◆ **What is expected**: In the records, rename "point-marker" to "dot-marker" in the stretch from the line containing "y-tick-label: -0.1 — [60, 268, 84, 284]" through the line containing "point-marker — [395, 277, 403, 286]". Return only those lines, with nothing else altered.

◆ **Data provided**:
╭──

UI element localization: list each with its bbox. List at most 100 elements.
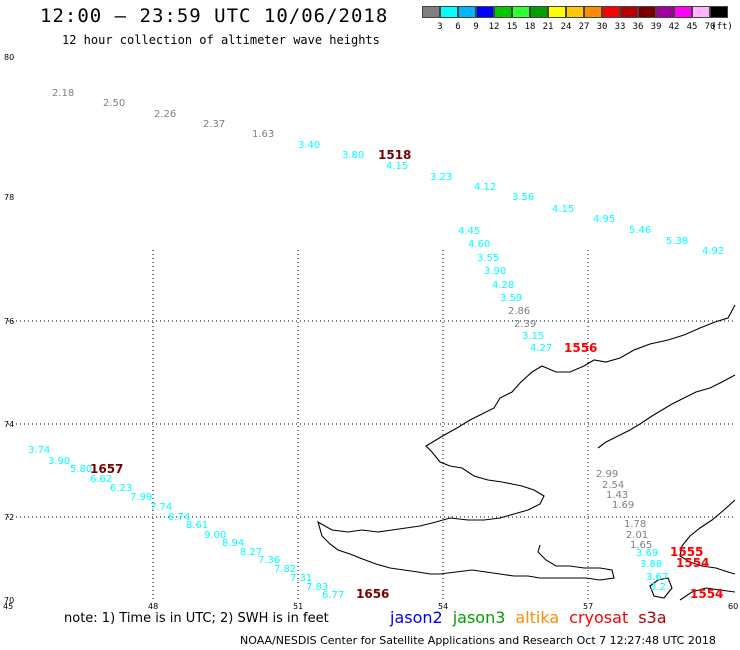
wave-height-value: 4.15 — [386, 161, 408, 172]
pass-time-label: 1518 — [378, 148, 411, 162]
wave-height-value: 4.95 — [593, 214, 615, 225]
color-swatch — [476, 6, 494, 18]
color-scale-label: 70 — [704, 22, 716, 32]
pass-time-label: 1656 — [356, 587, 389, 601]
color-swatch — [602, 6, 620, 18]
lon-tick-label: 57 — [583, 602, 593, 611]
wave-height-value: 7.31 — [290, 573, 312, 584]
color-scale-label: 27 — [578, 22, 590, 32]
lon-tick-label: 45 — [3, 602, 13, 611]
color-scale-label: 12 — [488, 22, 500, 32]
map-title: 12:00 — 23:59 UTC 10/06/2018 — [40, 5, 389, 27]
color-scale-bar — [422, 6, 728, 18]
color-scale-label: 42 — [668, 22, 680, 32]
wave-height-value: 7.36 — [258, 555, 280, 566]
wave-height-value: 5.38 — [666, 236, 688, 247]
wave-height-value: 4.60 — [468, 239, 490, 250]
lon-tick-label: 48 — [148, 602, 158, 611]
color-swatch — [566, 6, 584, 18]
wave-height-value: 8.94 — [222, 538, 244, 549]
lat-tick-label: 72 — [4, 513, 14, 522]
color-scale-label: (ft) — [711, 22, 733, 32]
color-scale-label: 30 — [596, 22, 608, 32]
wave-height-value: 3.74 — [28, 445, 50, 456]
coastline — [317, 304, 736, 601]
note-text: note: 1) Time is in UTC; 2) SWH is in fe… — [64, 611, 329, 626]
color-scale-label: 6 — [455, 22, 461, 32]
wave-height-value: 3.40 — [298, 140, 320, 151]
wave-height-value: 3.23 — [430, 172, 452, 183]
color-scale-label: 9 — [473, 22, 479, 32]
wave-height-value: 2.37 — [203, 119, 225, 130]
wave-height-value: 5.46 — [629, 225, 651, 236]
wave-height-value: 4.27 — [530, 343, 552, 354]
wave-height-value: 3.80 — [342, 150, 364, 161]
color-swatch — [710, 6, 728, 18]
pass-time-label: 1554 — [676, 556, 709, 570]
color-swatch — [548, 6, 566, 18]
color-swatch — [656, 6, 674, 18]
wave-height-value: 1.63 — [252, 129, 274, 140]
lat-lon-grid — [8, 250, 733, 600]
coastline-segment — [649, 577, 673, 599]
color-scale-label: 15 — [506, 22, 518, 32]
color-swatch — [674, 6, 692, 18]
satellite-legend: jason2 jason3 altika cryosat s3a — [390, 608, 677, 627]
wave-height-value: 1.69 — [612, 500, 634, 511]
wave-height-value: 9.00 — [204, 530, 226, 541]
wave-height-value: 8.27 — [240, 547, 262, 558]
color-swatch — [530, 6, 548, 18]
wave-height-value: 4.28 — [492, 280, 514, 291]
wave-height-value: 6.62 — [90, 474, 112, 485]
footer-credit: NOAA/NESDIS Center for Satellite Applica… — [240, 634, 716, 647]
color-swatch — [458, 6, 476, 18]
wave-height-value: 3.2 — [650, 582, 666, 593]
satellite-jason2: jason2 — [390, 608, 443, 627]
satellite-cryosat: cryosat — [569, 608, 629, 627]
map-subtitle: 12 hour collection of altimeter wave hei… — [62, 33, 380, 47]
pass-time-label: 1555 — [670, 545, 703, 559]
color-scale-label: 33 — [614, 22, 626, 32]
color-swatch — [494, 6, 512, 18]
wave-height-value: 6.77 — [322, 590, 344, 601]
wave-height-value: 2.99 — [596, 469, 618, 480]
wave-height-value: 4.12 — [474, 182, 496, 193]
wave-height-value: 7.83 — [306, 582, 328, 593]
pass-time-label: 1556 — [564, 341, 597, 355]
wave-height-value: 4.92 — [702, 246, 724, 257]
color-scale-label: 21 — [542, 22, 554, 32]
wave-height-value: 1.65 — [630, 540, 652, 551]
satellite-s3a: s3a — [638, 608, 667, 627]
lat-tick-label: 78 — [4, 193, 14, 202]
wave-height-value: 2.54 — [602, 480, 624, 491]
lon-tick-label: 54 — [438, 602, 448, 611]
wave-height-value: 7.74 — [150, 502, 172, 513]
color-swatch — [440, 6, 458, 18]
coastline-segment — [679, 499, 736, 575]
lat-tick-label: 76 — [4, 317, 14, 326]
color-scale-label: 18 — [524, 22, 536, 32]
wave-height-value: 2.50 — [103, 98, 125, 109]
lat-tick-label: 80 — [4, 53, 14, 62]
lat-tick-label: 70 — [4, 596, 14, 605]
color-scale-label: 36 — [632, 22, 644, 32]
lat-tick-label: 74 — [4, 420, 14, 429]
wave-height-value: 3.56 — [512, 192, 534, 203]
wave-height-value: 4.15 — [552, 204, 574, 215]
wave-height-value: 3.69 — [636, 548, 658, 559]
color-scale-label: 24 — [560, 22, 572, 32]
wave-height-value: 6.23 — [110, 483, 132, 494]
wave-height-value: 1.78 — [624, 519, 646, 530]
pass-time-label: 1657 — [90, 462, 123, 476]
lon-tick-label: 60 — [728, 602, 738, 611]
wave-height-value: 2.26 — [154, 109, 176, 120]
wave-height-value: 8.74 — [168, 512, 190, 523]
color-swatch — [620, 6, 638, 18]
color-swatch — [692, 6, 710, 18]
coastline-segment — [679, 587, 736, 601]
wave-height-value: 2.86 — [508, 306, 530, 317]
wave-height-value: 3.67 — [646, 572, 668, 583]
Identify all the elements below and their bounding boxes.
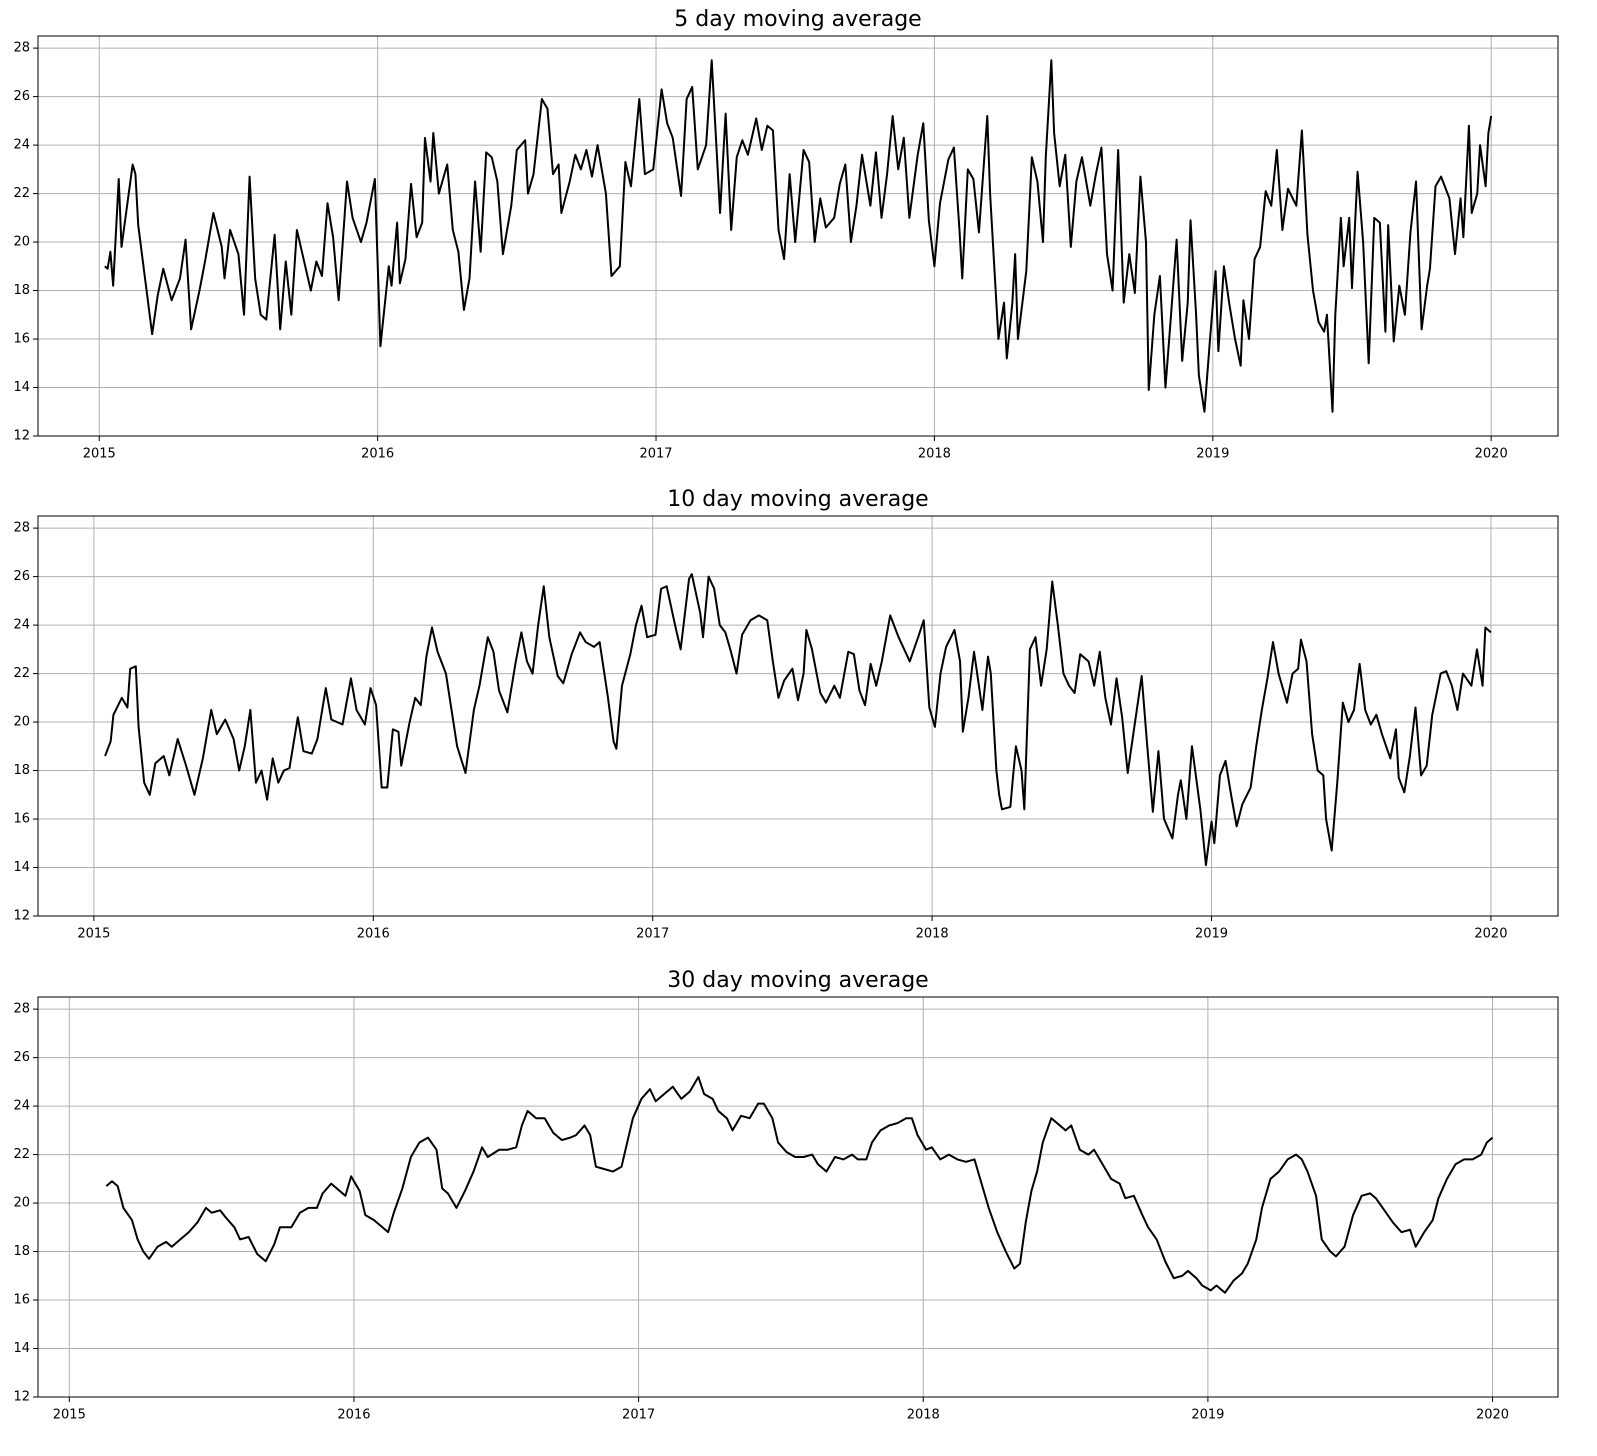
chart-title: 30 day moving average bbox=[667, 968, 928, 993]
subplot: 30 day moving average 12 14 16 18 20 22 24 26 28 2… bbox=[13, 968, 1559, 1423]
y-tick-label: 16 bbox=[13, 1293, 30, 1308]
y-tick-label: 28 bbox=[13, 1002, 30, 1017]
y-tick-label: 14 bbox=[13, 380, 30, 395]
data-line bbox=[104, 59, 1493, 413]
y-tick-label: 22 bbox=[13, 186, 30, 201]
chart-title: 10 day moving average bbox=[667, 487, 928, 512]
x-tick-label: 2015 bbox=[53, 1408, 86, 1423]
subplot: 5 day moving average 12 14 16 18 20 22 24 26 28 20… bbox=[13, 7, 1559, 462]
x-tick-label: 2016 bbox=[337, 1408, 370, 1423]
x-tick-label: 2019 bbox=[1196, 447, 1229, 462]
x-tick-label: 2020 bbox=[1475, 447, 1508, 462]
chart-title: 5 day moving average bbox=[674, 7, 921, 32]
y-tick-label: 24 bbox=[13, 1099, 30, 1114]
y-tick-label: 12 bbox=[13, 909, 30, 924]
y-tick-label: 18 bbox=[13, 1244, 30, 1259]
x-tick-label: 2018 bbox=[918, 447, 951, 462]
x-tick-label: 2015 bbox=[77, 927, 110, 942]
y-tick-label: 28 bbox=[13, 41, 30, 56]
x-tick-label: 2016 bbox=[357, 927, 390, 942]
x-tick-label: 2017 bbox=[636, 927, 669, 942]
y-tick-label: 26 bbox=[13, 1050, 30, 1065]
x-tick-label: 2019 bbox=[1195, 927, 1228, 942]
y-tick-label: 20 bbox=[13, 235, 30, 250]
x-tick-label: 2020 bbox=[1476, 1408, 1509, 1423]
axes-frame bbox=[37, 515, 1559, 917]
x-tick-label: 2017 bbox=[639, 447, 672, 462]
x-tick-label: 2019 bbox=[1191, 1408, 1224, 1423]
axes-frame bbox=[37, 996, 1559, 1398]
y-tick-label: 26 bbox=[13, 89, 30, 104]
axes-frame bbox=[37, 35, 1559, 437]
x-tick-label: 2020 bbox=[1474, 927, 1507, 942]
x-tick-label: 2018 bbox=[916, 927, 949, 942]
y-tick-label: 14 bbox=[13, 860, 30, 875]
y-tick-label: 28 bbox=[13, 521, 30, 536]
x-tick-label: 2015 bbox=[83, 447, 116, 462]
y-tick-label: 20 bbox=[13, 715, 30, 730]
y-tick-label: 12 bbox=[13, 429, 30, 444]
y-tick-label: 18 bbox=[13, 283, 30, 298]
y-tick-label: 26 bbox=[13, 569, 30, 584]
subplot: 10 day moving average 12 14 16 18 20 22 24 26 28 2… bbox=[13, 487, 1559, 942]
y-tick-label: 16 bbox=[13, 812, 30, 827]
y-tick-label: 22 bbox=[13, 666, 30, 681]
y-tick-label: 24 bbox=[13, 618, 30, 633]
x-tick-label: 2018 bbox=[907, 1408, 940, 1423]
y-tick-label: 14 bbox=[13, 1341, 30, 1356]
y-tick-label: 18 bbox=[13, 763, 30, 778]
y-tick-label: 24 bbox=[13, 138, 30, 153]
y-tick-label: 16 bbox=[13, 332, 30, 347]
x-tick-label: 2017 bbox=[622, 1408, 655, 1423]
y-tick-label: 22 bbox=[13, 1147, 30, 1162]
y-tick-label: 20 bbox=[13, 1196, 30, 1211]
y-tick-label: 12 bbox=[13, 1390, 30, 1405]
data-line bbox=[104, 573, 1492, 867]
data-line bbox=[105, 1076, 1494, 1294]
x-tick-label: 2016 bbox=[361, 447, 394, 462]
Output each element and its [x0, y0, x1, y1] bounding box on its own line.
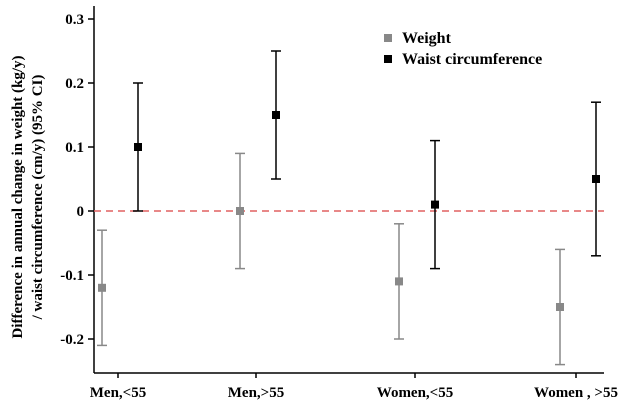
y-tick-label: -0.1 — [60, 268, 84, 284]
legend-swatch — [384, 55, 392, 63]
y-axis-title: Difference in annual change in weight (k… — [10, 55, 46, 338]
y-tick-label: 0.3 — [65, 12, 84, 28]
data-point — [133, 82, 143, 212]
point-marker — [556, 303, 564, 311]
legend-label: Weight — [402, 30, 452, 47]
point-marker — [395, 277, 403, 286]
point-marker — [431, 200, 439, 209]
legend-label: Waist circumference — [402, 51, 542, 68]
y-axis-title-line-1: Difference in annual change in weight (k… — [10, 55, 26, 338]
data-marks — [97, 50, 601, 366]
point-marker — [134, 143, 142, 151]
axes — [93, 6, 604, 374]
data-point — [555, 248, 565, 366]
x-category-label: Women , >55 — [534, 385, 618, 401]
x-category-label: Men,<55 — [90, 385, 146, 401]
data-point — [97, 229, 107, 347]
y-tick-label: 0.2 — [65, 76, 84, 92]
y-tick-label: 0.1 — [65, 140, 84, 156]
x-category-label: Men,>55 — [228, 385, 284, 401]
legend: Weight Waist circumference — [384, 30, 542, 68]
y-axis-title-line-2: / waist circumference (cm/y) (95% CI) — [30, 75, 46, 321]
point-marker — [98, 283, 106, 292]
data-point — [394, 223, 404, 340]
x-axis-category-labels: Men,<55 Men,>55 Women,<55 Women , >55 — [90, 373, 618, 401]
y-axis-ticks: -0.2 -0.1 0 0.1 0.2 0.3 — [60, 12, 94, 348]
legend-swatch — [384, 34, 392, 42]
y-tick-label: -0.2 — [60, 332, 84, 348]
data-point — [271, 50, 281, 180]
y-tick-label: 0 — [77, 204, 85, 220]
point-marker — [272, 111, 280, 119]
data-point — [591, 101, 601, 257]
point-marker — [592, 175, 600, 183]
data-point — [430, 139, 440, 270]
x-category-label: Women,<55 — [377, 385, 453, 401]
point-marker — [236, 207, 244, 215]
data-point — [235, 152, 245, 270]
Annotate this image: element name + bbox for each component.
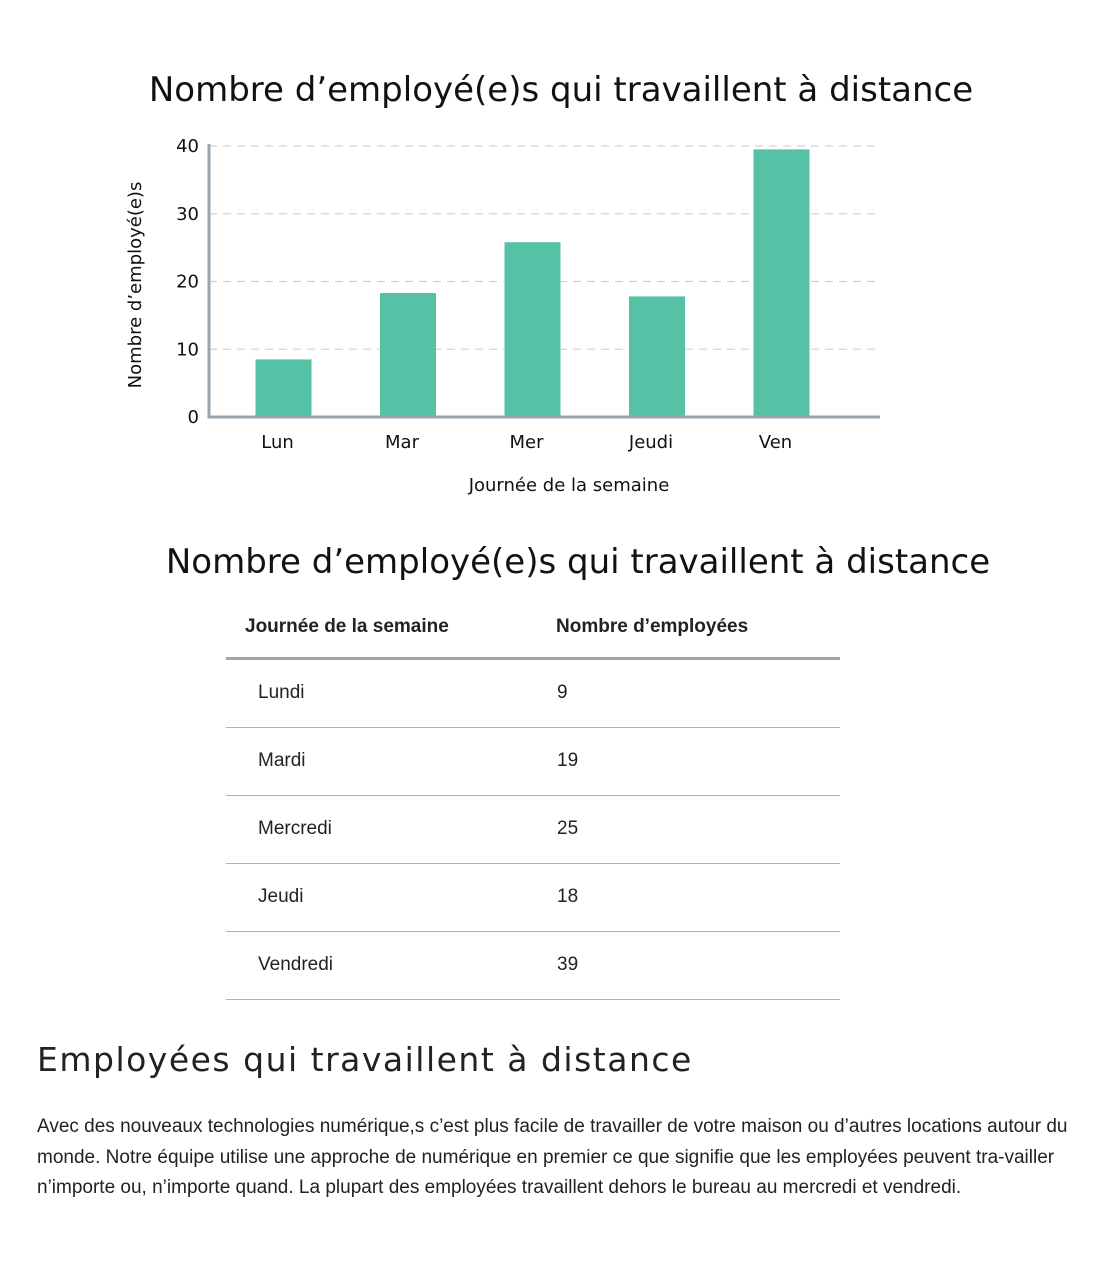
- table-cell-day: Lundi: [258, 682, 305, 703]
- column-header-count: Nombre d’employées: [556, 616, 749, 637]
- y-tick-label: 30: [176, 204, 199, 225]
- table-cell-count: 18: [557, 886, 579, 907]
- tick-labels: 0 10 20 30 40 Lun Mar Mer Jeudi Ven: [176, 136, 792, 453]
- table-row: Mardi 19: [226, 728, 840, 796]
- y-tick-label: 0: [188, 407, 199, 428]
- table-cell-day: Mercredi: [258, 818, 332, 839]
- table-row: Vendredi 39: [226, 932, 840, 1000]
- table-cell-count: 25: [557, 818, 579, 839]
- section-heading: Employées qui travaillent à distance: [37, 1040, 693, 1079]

╰──

◆ **Correct answer**:
y-tick-label: -0.1 — [60, 268, 84, 284]
legend-swatch — [384, 55, 392, 63]
y-axis-title: Difference in annual change in weight (k… — [10, 55, 46, 338]
y-tick-label: 0.3 — [65, 12, 84, 28]
data-point — [133, 82, 143, 212]
dot-marker — [556, 303, 564, 311]
legend-label: Weight — [402, 30, 452, 47]
dot-marker — [395, 277, 403, 286]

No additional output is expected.